Work to be completed
Retype all of the data exactly as given.
# START OF Entries supplied
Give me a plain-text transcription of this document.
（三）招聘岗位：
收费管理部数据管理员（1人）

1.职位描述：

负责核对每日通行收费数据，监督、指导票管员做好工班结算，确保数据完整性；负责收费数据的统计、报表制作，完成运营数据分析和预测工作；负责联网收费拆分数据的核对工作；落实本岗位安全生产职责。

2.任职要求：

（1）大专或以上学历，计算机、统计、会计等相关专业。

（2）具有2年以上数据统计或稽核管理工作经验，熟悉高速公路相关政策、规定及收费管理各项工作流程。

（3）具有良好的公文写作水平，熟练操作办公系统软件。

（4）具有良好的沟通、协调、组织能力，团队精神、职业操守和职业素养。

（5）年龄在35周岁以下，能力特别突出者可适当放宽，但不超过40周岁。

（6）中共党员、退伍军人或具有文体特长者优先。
# END OF Entries supplied
Correct answer
Give me a plain-text transcription of this document.
（三）招聘岗位：
收费管理部数据管理员（1人）

1.职位描述：

负责核对每日通行收费数据，监督、指导票管员做好工班结算，确保数据完整性；负责收费数据的统计、报表制作，完成运营数据分析和预测工作；负责联网收费拆分数据的核对工作；落实本岗位安全生产职责。

2.任职要求：

（1）大专或以上学历，计算机、统计、会计等相关专业。

（2）具有2年以上数据统计或稽核管理工作经验，熟悉高速公路相关政策、规定及收费管理各项工作流程。

（3）具有良好的公文写作水平，熟练操作办公系统软件。

（4）具有良好的沟通、协调、组织能力，团队精神、职业操守和职业素养。

（5）年龄在35周岁以下，能力特别突出者可适当放宽，但不超过40周岁。

（6）中共党员、退伍军人或具有文体特长者优先。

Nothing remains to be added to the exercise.